**Given entries**.
((

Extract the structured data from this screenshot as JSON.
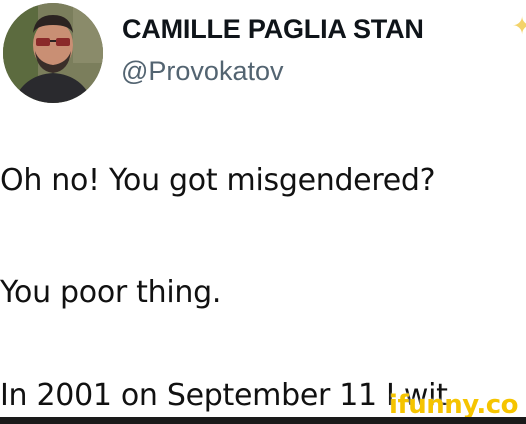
{
  "tweet": {
    "display_name": "CAMILLE PAGLIA STAN",
    "handle": "@Provokatov",
    "lines": [
      "Oh no! You got misgendered?",
      "You poor thing.",
      "In 2001 on September 11 I wit"
    ]
  },
  "watermark": "ifunny.co",
  "icons": {
    "avatar": "avatar-photo",
    "badge": "sparkle-icon"
  },
  "colors": {
    "watermark": "#f5c400",
    "handle": "#536471"
  }
}
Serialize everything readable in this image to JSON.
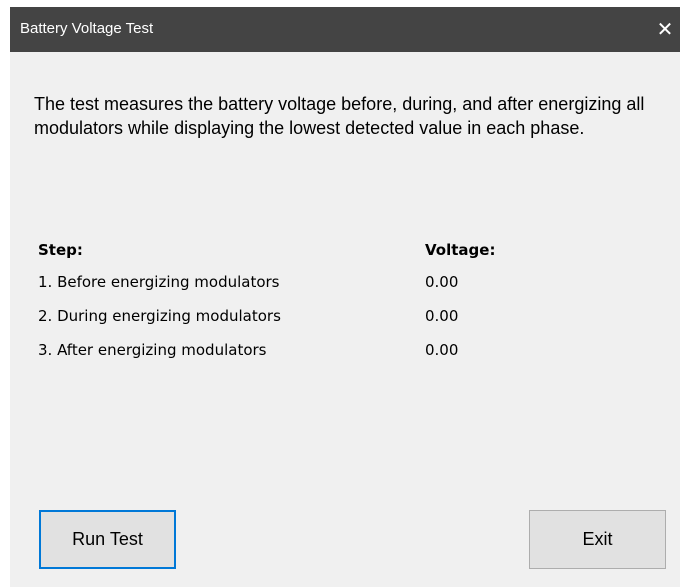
{
  "window": {
    "title": "Battery Voltage Test",
    "close_glyph": "✕"
  },
  "description": "The test measures the battery voltage before, during, and after energizing all modulators while displaying the lowest detected value in each phase.",
  "table": {
    "headers": {
      "step": "Step:",
      "voltage": "Voltage:"
    },
    "rows": [
      {
        "step": "1. Before energizing modulators",
        "voltage": "0.00"
      },
      {
        "step": "2. During energizing modulators",
        "voltage": "0.00"
      },
      {
        "step": "3. After energizing modulators",
        "voltage": "0.00"
      }
    ]
  },
  "buttons": {
    "run_test": "Run Test",
    "exit": "Exit"
  },
  "colors": {
    "titlebar": "#444444",
    "dialog_background": "#f0f0f0",
    "focus_border": "#0078d7"
  }
}
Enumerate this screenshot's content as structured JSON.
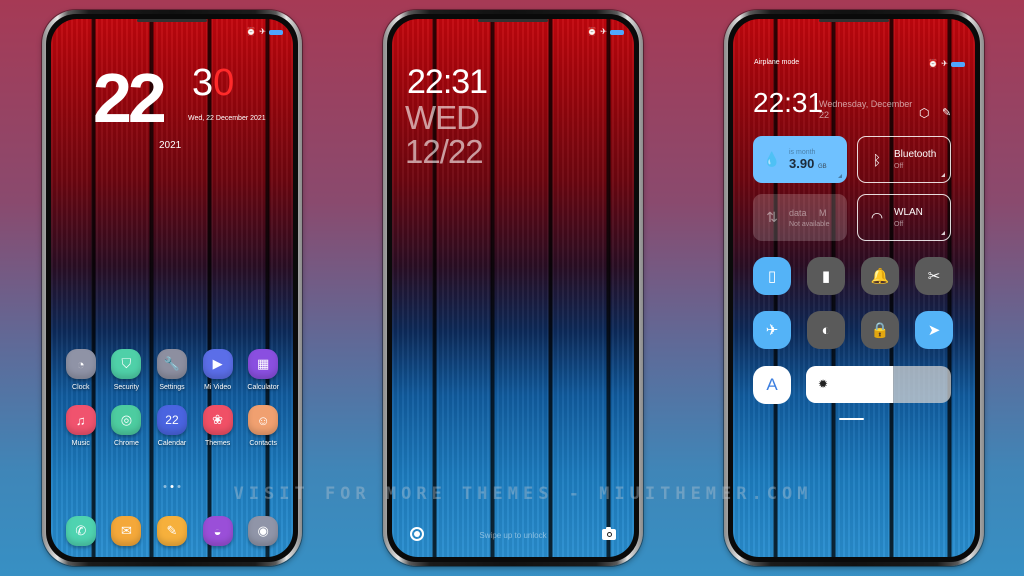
{
  "background": {
    "top_color": "#a63a55",
    "bottom_color": "#3790c4"
  },
  "watermark": "VISIT FOR MORE THEMES - MIUITHEMER.COM",
  "status_bar": {
    "icons": [
      "alarm-icon",
      "airplane-icon",
      "battery-icon"
    ],
    "battery_color": "#4fa6ff"
  },
  "home_screen": {
    "clock": {
      "hours": "22",
      "minute_first": "3",
      "minute_second": "0",
      "minute_accent_color": "#ff2a2a"
    },
    "date_text": "Wed, 22 December 2021",
    "year_text": "2021",
    "apps": [
      {
        "label": "Clock",
        "icon": "clock-icon",
        "color": "#8f93a6",
        "glyph": "◔"
      },
      {
        "label": "Security",
        "icon": "shield-icon",
        "color": "#4fd0a8",
        "glyph": "⛉"
      },
      {
        "label": "Settings",
        "icon": "wrench-icon",
        "color": "#8d8fa0",
        "glyph": "🔧"
      },
      {
        "label": "Mi Video",
        "icon": "play-icon",
        "color": "#5b6ee8",
        "glyph": "▶"
      },
      {
        "label": "Calculator",
        "icon": "calculator-icon",
        "color": "#8a4fe0",
        "glyph": "▦"
      },
      {
        "label": "Music",
        "icon": "music-icon",
        "color": "#f0536e",
        "glyph": "♫"
      },
      {
        "label": "Chrome",
        "icon": "chrome-icon",
        "color": "#4dcca0",
        "glyph": "◎"
      },
      {
        "label": "Calendar",
        "icon": "calendar-icon",
        "color": "#4a64e0",
        "glyph": "22"
      },
      {
        "label": "Themes",
        "icon": "themes-icon",
        "color": "#f05066",
        "glyph": "❀"
      },
      {
        "label": "Contacts",
        "icon": "contacts-icon",
        "color": "#f0a070",
        "glyph": "☺"
      }
    ],
    "page_indicator": {
      "total": 3,
      "active": 1
    },
    "dock": [
      {
        "name": "phone",
        "icon": "phone-icon",
        "color": "#4fd3b0",
        "glyph": "✆"
      },
      {
        "name": "messaging",
        "icon": "message-icon",
        "color": "#f4a83a",
        "glyph": "✉"
      },
      {
        "name": "notes",
        "icon": "notes-icon",
        "color": "#f6b03c",
        "glyph": "✎"
      },
      {
        "name": "browser",
        "icon": "browser-icon",
        "color": "#9a4fd8",
        "glyph": "◒"
      },
      {
        "name": "camera",
        "icon": "camera-icon",
        "color": "#9095a8",
        "glyph": "◉"
      }
    ]
  },
  "lock_screen": {
    "time": "22:31",
    "day": "WED",
    "date": "12/22",
    "swipe_hint": "Swipe up to unlock"
  },
  "control_center": {
    "mode_label": "Airplane mode",
    "time": "22:31",
    "date": "Wednesday, December 22",
    "data_tile": {
      "top_label": "is month",
      "value": "3.90",
      "unit": "GB"
    },
    "mobile_tile": {
      "title": "data",
      "title_right": "M",
      "subtitle": "Not available"
    },
    "bluetooth_tile": {
      "title": "Bluetooth",
      "status": "Off"
    },
    "wlan_tile": {
      "title": "WLAN",
      "status": "Off"
    },
    "toggles": [
      {
        "name": "vibrate",
        "icon": "vibrate-icon",
        "glyph": "▯",
        "on": true
      },
      {
        "name": "flashlight",
        "icon": "flashlight-icon",
        "glyph": "▮",
        "on": false
      },
      {
        "name": "mute",
        "icon": "bell-icon",
        "glyph": "🔔",
        "on": false
      },
      {
        "name": "screenshot",
        "icon": "screenshot-icon",
        "glyph": "✂",
        "on": false
      },
      {
        "name": "airplane",
        "icon": "airplane-icon",
        "glyph": "✈",
        "on": true
      },
      {
        "name": "dark-mode",
        "icon": "dark-mode-icon",
        "glyph": "◐",
        "on": false
      },
      {
        "name": "lock-screen",
        "icon": "lock-icon",
        "glyph": "🔒",
        "on": false
      },
      {
        "name": "location",
        "icon": "location-icon",
        "glyph": "➤",
        "on": true
      }
    ],
    "auto_brightness_label": "A",
    "brightness_percent": 60
  }
}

))

All the material shown above is to be copied exactly, with no pictures carried over.

Extract the structured data from this screenshot as JSON.
{
  "tweet": {
    "display_name": "CAMILLE PAGLIA STAN",
    "handle": "@Provokatov",
    "lines": [
      "Oh no! You got misgendered?",
      "You poor thing.",
      "In 2001 on September 11 I wit"
    ]
  },
  "watermark": "ifunny.co",
  "icons": {
    "avatar": "avatar-photo",
    "badge": "sparkle-icon"
  },
  "colors": {
    "watermark": "#f5c400",
    "handle": "#536471"
  }
}
Serialize everything readable in this image to JSON.
{
  "window": {
    "title": "Battery Voltage Test",
    "close_glyph": "✕"
  },
  "description": "The test measures the battery voltage before, during, and after energizing all modulators while displaying the lowest detected value in each phase.",
  "table": {
    "headers": {
      "step": "Step:",
      "voltage": "Voltage:"
    },
    "rows": [
      {
        "step": "1. Before energizing modulators",
        "voltage": "0.00"
      },
      {
        "step": "2. During energizing modulators",
        "voltage": "0.00"
      },
      {
        "step": "3. After energizing modulators",
        "voltage": "0.00"
      }
    ]
  },
  "buttons": {
    "run_test": "Run Test",
    "exit": "Exit"
  },
  "colors": {
    "titlebar": "#444444",
    "dialog_background": "#f0f0f0",
    "focus_border": "#0078d7"
  }
}
Enumerate this screenshot's content as structured JSON.
{
  "background": {
    "top_color": "#a63a55",
    "bottom_color": "#3790c4"
  },
  "watermark": "VISIT FOR MORE THEMES - MIUITHEMER.COM",
  "status_bar": {
    "icons": [
      "alarm-icon",
      "airplane-icon",
      "battery-icon"
    ],
    "battery_color": "#4fa6ff"
  },
  "home_screen": {
    "clock": {
      "hours": "22",
      "minute_first": "3",
      "minute_second": "0",
      "minute_accent_color": "#ff2a2a"
    },
    "date_text": "Wed, 22 December 2021",
    "year_text": "2021",
    "apps": [
      {
        "label": "Clock",
        "icon": "clock-icon",
        "color": "#8f93a6",
        "glyph": "◔"
      },
      {
        "label": "Security",
        "icon": "shield-icon",
        "color": "#4fd0a8",
        "glyph": "⛉"
      },
      {
        "label": "Settings",
        "icon": "wrench-icon",
        "color": "#8d8fa0",
        "glyph": "🔧"
      },
      {
        "label": "Mi Video",
        "icon": "play-icon",
        "color": "#5b6ee8",
        "glyph": "▶"
      },
      {
        "label": "Calculator",
        "icon": "calculator-icon",
        "color": "#8a4fe0",
        "glyph": "▦"
      },
      {
        "label": "Music",
        "icon": "music-icon",
        "color": "#f0536e",
        "glyph": "♫"
      },
      {
        "label": "Chrome",
        "icon": "chrome-icon",
        "color": "#4dcca0",
        "glyph": "◎"
      },
      {
        "label": "Calendar",
        "icon": "calendar-icon",
        "color": "#4a64e0",
        "glyph": "22"
      },
      {
        "label": "Themes",
        "icon": "themes-icon",
        "color": "#f05066",
        "glyph": "❀"
      },
      {
        "label": "Contacts",
        "icon": "contacts-icon",
        "color": "#f0a070",
        "glyph": "☺"
      }
    ],
    "page_indicator": {
      "total": 3,
      "active": 1
    },
    "dock": [
      {
        "name": "phone",
        "icon": "phone-icon",
        "color": "#4fd3b0",
        "glyph": "✆"
      },
      {
        "name": "messaging",
        "icon": "message-icon",
        "color": "#f4a83a",
        "glyph": "✉"
      },
      {
        "name": "notes",
        "icon": "notes-icon",
        "color": "#f6b03c",
        "glyph": "✎"
      },
      {
        "name": "browser",
        "icon": "browser-icon",
        "color": "#9a4fd8",
        "glyph": "◒"
      },
      {
        "name": "camera",
        "icon": "camera-icon",
        "color": "#9095a8",
        "glyph": "◉"
      }
    ]
  },
  "lock_screen": {
    "time": "22:31",
    "day": "WED",
    "date": "12/22",
    "swipe_hint": "Swipe up to unlock"
  },
  "control_center": {
    "mode_label": "Airplane mode",
    "time": "22:31",
    "date": "Wednesday, December 22",
    "data_tile": {
      "top_label": "is month",
      "value": "3.90",
      "unit": "GB"
    },
    "mobile_tile": {
      "title": "data",
      "title_right": "M",
      "subtitle": "Not available"
    },
    "bluetooth_tile": {
      "title": "Bluetooth",
      "status": "Off"
    },
    "wlan_tile": {
      "title": "WLAN",
      "status": "Off"
    },
    "toggles": [
      {
        "name": "vibrate",
        "icon": "vibrate-icon",
        "glyph": "▯",
        "on": true
      },
      {
        "name": "flashlight",
        "icon": "flashlight-icon",
        "glyph": "▮",
        "on": false
      },
      {
        "name": "mute",
        "icon": "bell-icon",
        "glyph": "🔔",
        "on": false
      },
      {
        "name": "screenshot",
        "icon": "screenshot-icon",
        "glyph": "✂",
        "on": false
      },
      {
        "name": "airplane",
        "icon": "airplane-icon",
        "glyph": "✈",
        "on": true
      },
      {
        "name": "dark-mode",
        "icon": "dark-mode-icon",
        "glyph": "◐",
        "on": false
      },
      {
        "name": "lock-screen",
        "icon": "lock-icon",
        "glyph": "🔒",
        "on": false
      },
      {
        "name": "location",
        "icon": "location-icon",
        "glyph": "➤",
        "on": true
      }
    ],
    "auto_brightness_label": "A",
    "brightness_percent": 60
  }
}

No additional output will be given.